> **Texto do documento**:
%%
Para especialistas, medicina deve olhar
a ética antes dos avanços técnico-científicos

18/11/2015 - 14:44

“Retirar o sujeito da ideia de patologia, de doente, lidar com ele em outro lugar social, pela música, cultura, educação, pensando nos direitos humanos. Como parte de inclusão, reconhecer pessoas e suas formas de lidar com a vida, permitindo a emancipação e dando autonomia aos indivíduos”. A fala de Paulo Amarante, da Fundação Oswaldo Cruz (Fiocruz), abriu os debates do segundo dia do II Fórum Construindo Vidas Despatologizadas. O evento reuniu especialistas e estudiosos, nos dias 16 e 17 de novembro, no Centro de Convenções da Unicamp.

A produção cientifica deve se posicionar de forma a desenvolver o pluralismo, a tolerância, o exercício da liberdade e escolhas éticas. Entretanto, a vida cotidiana nos empurra a estabelecer normativas, isso nos “coisifica”. Daí surge a violência, situação em que a pessoa humana é reduzida à condição de coisa, afirmou Carla Biancha Angelucci, professora da Faculdade de Educação da Universidade de São Paulo (USP). Todo progresso traz em si aspectos de regressão, expresso na contradição entre o avanço do conhecimento científico e a ressignificação de valores morais. Segundo Angelucci, o limite da questão deve ser estabelecido pela ética e não mais pelo desenvolvimento técnico-científico.

“A ética diz respeito à dimensão da relação humana, ser ético é ter comigo mesmo um compromisso de não usar um recurso que eu tenho para prejudicar o outro”, definiu Raul Gorayeb, psiquiatra e professor da Unifesp.  Apesar dos avanços técnicos, a medicina falha em se colocar como ciência positivista, que produz verdades absolutas antes de pesquisar. Os diagnósticos, que podem ser ferramentas úteis, são distorcidos de sua forma prática e não levam consideração as peculiaridades da manifestação da doença. O resultado é a falta de olhar para ser humano, e o aumento de diagnósticos rápidos, feitos a partir de um questionário e que podem ser encontrados até na internet, criticou Gorayeb.
%%
> **Dados fornecidos**:
%%
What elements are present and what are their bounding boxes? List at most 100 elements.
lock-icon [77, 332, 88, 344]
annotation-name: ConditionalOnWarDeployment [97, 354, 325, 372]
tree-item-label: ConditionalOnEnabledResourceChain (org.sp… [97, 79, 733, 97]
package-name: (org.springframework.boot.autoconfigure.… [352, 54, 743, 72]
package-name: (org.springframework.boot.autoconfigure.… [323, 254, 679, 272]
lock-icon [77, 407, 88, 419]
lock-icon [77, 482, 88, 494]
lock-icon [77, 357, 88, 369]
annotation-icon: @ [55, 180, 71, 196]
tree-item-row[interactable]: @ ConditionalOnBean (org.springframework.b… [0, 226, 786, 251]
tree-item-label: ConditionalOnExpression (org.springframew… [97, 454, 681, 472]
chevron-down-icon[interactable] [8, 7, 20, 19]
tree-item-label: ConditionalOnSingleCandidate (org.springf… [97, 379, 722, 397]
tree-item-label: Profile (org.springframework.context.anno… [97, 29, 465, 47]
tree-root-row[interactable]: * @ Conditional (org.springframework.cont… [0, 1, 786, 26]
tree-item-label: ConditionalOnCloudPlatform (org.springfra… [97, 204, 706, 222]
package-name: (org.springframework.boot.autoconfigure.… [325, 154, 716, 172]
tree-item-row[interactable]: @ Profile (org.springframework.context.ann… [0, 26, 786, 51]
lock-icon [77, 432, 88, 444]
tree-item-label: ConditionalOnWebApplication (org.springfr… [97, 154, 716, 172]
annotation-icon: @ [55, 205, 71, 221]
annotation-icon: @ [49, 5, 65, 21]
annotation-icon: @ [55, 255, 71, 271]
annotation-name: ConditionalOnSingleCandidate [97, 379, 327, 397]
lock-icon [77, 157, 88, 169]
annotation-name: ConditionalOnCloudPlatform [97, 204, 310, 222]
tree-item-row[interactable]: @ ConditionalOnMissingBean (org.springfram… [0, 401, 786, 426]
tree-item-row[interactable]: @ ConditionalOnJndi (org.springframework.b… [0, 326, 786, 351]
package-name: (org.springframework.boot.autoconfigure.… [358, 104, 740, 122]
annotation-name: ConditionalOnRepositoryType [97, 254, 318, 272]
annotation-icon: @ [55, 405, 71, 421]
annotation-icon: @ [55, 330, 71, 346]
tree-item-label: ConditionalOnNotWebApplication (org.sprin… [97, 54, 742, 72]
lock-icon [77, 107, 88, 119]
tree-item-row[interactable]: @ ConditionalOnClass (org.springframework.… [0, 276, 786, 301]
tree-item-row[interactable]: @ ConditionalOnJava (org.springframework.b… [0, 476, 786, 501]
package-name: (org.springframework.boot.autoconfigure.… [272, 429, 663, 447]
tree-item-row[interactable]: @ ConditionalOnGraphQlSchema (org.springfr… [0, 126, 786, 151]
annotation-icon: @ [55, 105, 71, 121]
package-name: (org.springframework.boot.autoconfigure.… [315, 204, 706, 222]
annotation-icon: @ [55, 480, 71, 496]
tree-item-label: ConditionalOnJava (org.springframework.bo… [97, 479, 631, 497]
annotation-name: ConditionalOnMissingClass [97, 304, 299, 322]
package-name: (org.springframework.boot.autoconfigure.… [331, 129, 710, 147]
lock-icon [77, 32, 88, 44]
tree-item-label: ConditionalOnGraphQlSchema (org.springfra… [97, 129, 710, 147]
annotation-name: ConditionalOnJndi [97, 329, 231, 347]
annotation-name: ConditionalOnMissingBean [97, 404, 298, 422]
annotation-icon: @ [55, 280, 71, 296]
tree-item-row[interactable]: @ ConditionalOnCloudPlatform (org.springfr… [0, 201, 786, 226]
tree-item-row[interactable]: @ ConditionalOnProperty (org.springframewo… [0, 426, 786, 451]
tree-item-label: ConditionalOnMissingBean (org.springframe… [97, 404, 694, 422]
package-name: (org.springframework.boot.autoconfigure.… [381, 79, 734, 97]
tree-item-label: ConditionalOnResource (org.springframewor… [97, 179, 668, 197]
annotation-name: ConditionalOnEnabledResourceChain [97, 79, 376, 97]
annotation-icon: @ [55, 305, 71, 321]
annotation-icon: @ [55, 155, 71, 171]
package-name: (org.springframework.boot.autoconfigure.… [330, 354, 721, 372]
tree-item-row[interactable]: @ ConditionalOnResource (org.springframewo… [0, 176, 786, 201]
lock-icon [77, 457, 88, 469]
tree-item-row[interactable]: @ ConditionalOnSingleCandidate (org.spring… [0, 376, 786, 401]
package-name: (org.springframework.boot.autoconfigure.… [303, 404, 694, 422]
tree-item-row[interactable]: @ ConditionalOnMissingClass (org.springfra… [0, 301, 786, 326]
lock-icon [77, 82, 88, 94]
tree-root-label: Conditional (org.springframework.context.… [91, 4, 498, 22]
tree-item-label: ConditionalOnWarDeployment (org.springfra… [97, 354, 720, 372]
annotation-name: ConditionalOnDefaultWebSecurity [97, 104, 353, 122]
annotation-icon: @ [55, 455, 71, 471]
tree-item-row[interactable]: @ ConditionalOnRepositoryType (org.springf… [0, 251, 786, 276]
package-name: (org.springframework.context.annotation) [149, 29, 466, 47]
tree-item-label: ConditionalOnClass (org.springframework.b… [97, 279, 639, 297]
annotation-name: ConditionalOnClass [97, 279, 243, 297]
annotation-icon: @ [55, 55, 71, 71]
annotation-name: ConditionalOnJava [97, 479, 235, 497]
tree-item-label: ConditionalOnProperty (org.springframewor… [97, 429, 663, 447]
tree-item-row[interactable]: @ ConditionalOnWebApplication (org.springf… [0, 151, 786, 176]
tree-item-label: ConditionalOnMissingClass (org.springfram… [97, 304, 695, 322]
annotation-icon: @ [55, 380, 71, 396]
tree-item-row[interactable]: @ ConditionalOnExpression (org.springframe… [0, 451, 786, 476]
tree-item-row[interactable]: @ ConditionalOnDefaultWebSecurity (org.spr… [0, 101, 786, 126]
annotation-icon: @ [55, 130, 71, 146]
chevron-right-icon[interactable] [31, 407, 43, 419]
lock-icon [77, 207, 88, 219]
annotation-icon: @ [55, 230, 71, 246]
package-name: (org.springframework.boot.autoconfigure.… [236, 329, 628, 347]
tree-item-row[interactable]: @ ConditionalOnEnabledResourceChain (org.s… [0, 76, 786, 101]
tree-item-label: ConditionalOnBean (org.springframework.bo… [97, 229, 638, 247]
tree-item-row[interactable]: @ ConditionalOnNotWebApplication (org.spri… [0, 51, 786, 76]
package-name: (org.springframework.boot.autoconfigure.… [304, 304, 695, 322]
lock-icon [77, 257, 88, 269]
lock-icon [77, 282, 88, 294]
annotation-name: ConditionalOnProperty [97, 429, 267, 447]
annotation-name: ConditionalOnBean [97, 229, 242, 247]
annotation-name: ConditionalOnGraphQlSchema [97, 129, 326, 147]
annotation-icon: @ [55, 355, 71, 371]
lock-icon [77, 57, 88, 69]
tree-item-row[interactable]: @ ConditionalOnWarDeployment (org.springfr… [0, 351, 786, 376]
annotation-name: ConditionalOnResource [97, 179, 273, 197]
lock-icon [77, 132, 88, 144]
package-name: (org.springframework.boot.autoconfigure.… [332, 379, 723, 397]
%%
> **Tarefa 1**: No texto sobre ética e medicina, quem abriu os debates do segundo dia do II Fórum Construindo Vidas Despatologizadas?
> **Tarefa 2**: Dê continuidade ao texto sobre ética e medicina a partir da última frase apresentada.
Os dados não têm relação com o texto do documento.

> **Espaço de resposta 1**: Paulo Amarante, da Fundação Oswaldo Cruz (Fiocruz).

> **Espaço de resposta 2**:
“Precisamos pensar o que é ético e o que não é ético frente às vidas mais vulneráveis”, apontou Amara Moira, ativista do transfeminismo, frente ao debate sobre a exclusão social imposta às travestis, para as quais, socialmente, só é deixada a possibilidade da prostituição em péssimas condições de trabalho. Além disso, desde criança, a pessoa que não se reconhece no seu sexo biológico, aprende a ver na genitália a impossibilidade de construção do que ela é. “O ódio com que esses indivíduos veem no próprio corpo foi criado socialmente. Despatologização é deixar de criar nas pessoas esse sentimento, para que elas possam viver tranquilas com seus corpos e existência”.

Ao excluir a subjetividade do ser humano, as práticas médicas se tornam mutiladoras. “Minha aposta não é na medicalização de nossas subjetividades, mas no acolhimento delas”, afirmou Benjamin Braga, pesquisador e ativista do Instituto Brasileiro de Transmasculinidade (IBRAT). Segundo Braga, a exclusão do transexual começa a partir dos termos médicos. “Eu não faço terapia hormonal, faço reposição hormonal, assim como mulheres cis fazem reposição hormonal. Porque é que homens trans fazem hormonoterapia? Novamente, para nos colocar em outro lugar.”

O II Fórum Construindo Vidas Despatologizadas é uma realização do [re]pense, novo grupo de estudos do Fórum Pensamento Estratégico (Penses) que se dedica a organizar eventos  e produzir reflexões e discussões sobre patologização, intolerância e discriminação. O evento é organizado também pelo Despatologiza - Movimento pela Despatologização da Vida. O Penses é um espaço acadêmico, vinculado ao Gabinete do Reitor, responsável por promover discussões que contribuam para a formulação de políticas públicas voltadas ao desenvolvimento da sociedade em todos seus aspectos.